*DIRECTIONS*
Extract the lines that hold the string "魔法攻击力".

*RECORDS FOR THIS EXERCISE*

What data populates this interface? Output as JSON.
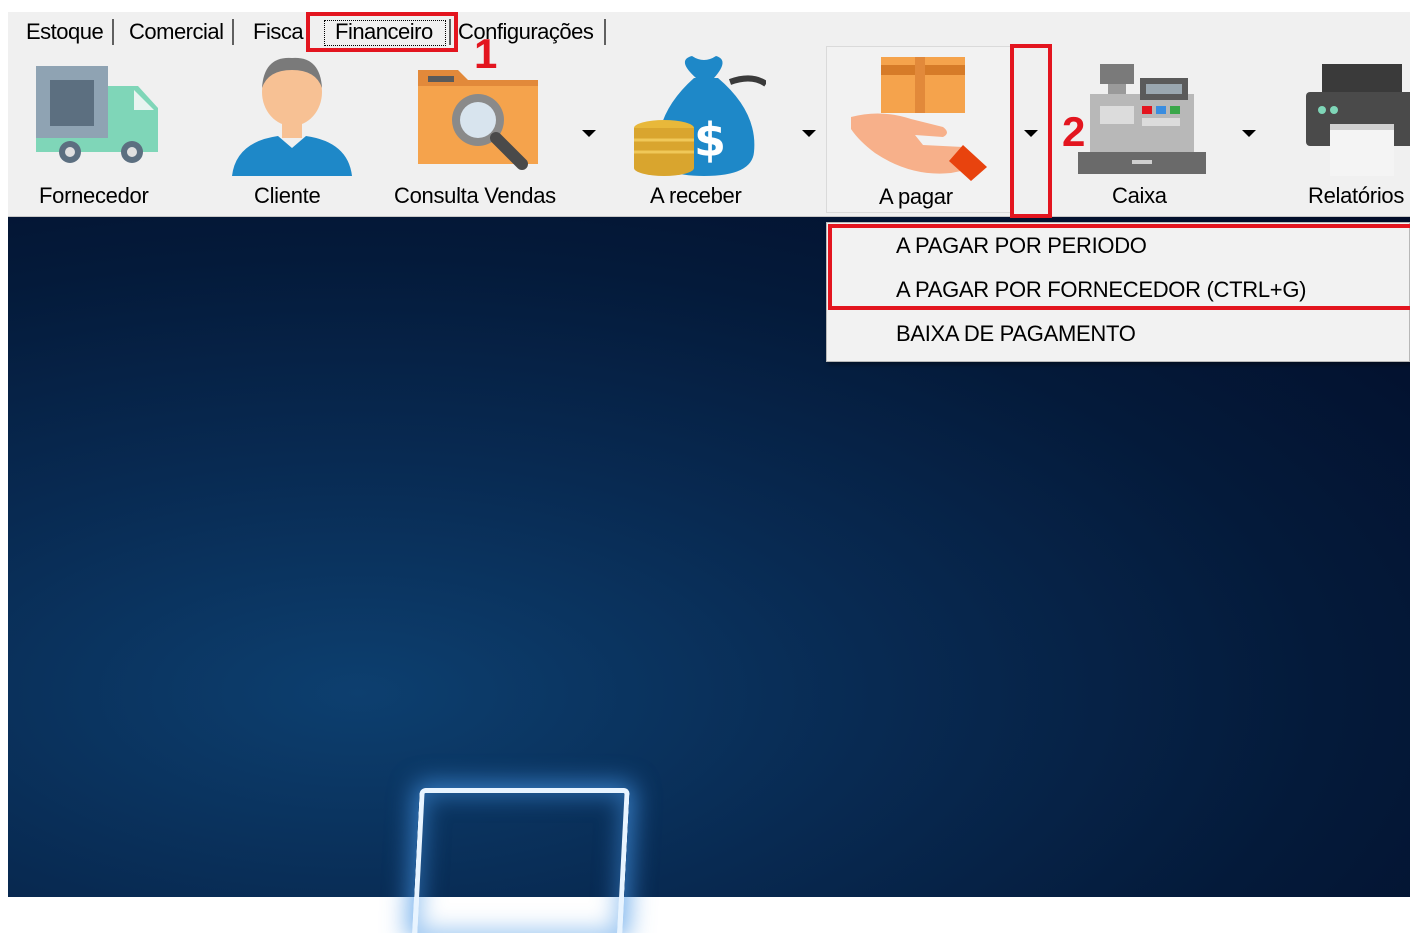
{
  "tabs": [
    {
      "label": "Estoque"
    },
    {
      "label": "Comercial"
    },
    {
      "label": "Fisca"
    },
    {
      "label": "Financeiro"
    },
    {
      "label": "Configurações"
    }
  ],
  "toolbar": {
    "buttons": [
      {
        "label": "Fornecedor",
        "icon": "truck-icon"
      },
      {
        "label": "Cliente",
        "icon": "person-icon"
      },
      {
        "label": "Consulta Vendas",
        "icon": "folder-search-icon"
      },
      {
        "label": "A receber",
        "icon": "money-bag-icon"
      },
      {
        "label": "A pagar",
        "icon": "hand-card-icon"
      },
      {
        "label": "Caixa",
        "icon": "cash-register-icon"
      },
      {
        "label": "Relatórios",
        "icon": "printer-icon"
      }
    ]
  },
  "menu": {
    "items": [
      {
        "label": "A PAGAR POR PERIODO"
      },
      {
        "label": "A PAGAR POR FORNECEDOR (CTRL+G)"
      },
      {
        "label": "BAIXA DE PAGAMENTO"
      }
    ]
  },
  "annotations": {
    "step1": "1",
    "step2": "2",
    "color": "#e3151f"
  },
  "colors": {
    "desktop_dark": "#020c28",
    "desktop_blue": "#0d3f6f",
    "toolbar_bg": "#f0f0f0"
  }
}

==

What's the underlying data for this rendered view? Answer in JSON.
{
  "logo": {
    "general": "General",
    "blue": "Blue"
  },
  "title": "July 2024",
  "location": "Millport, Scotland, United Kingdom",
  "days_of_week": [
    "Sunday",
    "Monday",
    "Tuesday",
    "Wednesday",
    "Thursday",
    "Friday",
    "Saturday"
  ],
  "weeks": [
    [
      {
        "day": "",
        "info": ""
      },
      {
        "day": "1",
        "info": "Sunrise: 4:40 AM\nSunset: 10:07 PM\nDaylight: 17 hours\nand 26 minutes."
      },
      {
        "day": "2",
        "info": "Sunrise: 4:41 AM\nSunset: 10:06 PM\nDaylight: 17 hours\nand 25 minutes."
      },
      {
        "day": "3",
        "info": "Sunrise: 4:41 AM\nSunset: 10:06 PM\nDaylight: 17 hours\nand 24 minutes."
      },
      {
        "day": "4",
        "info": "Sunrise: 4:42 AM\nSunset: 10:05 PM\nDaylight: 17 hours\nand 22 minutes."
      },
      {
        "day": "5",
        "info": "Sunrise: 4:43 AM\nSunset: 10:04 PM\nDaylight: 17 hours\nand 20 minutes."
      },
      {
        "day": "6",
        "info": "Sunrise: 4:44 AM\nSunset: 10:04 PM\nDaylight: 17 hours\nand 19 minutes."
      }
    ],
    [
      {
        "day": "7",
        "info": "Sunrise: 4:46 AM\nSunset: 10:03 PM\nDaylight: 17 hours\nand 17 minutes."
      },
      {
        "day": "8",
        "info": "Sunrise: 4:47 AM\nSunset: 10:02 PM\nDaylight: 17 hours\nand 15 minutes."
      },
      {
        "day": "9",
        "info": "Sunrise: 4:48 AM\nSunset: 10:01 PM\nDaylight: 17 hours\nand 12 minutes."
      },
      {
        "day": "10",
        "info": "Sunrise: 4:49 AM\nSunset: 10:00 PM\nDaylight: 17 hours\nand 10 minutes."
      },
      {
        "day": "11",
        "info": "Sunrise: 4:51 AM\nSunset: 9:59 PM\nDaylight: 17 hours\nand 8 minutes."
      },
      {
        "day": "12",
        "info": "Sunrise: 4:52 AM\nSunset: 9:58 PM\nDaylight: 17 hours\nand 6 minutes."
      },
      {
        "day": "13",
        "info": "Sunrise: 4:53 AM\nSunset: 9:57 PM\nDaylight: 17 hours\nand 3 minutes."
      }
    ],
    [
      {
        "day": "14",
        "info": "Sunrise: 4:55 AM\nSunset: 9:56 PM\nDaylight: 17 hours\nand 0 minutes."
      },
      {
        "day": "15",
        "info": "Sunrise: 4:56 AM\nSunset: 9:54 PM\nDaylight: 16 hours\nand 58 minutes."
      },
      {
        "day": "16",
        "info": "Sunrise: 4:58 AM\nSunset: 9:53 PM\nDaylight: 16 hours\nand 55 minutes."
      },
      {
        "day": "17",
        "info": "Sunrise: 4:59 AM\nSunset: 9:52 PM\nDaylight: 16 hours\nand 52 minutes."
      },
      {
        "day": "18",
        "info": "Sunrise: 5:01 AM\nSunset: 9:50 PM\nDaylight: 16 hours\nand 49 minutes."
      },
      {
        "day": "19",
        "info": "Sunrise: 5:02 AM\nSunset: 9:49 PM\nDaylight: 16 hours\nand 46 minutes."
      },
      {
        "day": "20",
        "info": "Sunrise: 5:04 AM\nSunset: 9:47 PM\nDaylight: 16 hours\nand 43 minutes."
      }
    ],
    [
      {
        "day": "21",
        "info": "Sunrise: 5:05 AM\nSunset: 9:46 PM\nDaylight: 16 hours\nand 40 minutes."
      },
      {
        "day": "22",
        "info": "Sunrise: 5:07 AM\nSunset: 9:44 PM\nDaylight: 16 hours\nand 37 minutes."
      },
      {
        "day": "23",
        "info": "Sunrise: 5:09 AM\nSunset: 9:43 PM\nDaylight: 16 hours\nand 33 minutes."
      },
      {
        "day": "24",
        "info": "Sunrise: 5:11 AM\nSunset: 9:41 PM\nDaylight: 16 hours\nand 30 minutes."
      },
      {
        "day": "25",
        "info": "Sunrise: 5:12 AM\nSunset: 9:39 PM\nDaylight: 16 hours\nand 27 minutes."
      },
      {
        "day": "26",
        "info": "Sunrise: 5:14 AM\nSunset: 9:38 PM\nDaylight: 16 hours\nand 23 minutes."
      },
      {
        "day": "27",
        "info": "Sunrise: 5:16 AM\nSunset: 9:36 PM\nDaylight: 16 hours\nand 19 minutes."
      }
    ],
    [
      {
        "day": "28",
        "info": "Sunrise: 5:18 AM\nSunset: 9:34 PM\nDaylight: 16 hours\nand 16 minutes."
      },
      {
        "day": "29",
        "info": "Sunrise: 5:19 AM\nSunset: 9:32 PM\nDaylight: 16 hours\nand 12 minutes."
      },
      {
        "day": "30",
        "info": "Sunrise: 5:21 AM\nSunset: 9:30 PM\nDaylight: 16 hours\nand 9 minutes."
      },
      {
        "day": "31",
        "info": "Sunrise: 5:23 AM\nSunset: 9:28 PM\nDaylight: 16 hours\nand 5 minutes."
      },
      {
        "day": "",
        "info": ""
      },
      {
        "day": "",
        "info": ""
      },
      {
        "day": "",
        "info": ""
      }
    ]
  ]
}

...

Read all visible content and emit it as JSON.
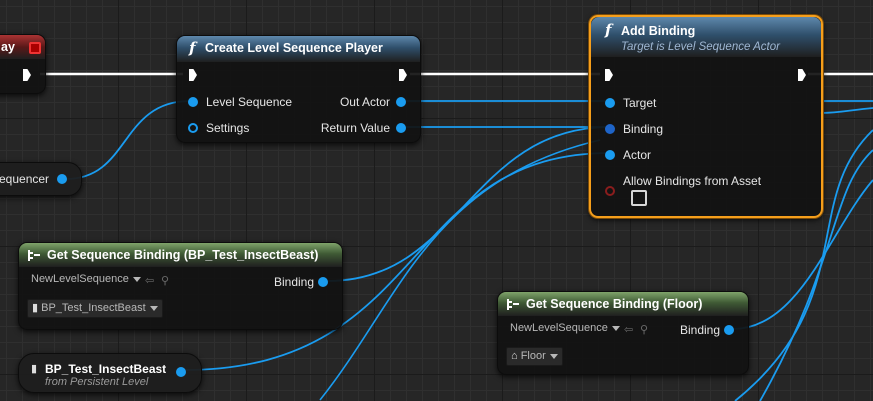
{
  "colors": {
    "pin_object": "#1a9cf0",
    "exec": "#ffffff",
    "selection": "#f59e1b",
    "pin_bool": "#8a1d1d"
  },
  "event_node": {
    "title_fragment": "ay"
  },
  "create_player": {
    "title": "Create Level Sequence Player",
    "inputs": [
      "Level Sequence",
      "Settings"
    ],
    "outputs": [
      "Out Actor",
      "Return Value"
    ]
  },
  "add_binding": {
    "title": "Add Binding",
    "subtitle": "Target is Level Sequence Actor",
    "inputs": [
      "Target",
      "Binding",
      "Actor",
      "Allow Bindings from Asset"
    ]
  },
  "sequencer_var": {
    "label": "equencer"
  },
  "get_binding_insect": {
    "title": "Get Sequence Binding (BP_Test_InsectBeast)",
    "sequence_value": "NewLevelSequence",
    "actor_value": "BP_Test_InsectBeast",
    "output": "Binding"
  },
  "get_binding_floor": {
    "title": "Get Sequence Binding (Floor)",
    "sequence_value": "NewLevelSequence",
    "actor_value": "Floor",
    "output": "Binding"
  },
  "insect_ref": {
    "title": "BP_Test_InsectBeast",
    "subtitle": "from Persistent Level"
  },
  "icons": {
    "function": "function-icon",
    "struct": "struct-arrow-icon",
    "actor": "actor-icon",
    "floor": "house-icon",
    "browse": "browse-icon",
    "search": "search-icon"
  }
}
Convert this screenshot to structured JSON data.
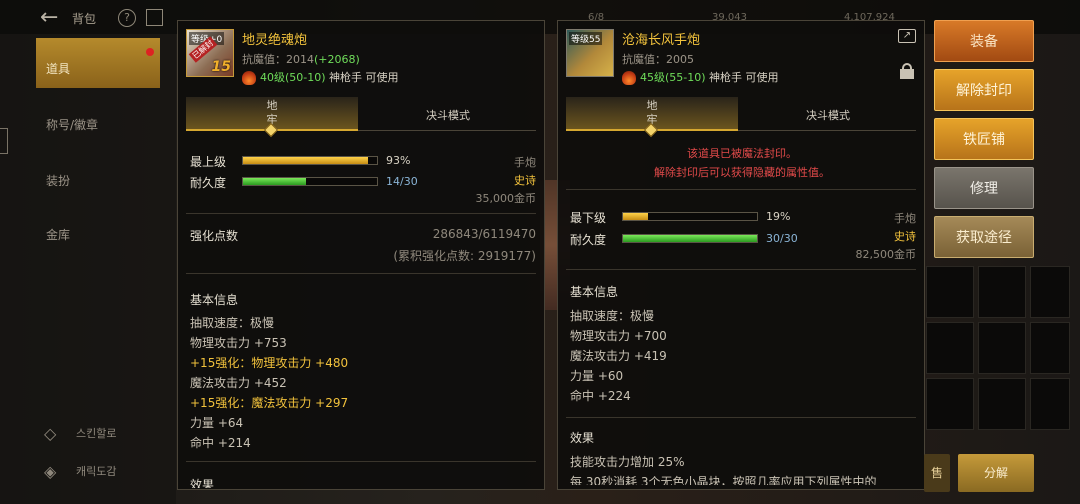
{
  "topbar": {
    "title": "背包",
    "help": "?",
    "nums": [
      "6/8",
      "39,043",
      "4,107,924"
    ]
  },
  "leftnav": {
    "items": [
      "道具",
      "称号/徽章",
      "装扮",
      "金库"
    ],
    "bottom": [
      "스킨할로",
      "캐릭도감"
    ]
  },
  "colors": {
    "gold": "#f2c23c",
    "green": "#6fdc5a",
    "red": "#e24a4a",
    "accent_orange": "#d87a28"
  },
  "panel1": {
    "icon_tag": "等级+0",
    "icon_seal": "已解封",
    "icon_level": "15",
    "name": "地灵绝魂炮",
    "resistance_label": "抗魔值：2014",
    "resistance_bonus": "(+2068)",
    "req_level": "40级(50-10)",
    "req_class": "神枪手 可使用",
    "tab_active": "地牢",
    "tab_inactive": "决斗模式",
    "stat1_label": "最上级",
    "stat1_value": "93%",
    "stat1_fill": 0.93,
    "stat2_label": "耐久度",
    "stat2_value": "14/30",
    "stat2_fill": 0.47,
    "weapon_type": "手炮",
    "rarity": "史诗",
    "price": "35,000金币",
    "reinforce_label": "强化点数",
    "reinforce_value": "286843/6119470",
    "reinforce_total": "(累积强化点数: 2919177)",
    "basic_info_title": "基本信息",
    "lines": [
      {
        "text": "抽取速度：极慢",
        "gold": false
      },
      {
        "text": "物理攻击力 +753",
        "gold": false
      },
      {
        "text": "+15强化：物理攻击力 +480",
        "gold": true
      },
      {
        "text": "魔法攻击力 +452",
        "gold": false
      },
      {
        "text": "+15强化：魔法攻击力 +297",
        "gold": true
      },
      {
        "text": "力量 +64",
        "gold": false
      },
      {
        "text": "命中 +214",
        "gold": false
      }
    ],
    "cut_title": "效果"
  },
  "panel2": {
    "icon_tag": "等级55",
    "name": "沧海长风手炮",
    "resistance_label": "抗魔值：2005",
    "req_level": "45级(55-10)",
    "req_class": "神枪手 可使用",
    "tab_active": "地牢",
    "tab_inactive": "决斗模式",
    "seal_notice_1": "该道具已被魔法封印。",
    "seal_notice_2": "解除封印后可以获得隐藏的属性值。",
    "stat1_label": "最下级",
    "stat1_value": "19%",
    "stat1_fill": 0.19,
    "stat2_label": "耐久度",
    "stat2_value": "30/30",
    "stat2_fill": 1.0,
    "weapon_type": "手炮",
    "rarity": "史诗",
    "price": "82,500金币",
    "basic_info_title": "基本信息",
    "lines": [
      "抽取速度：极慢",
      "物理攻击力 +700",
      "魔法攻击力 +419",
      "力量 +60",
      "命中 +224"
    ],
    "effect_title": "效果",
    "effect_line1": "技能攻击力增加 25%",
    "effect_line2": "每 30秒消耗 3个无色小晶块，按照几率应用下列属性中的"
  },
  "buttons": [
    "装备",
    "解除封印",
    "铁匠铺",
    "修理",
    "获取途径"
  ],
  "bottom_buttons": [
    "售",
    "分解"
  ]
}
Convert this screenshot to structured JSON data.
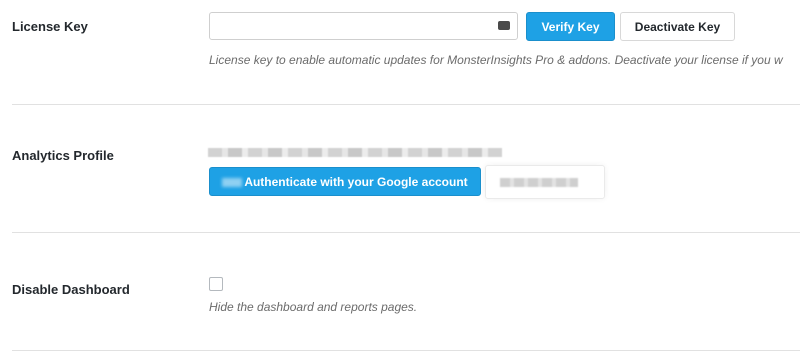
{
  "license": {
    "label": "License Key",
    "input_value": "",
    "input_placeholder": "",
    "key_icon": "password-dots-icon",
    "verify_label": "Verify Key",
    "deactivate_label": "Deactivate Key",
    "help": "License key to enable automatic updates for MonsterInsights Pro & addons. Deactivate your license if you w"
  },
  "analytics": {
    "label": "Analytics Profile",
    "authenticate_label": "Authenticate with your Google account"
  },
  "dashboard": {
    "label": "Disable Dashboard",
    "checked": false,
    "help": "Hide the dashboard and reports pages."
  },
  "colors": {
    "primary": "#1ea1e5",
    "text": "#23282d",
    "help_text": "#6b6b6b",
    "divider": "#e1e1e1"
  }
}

*EXERCISE SOLUTION*
        "text": "魔法攻击力 +452",
        "text": "+15强化：魔法攻击力 +297",
      "魔法攻击力 +419",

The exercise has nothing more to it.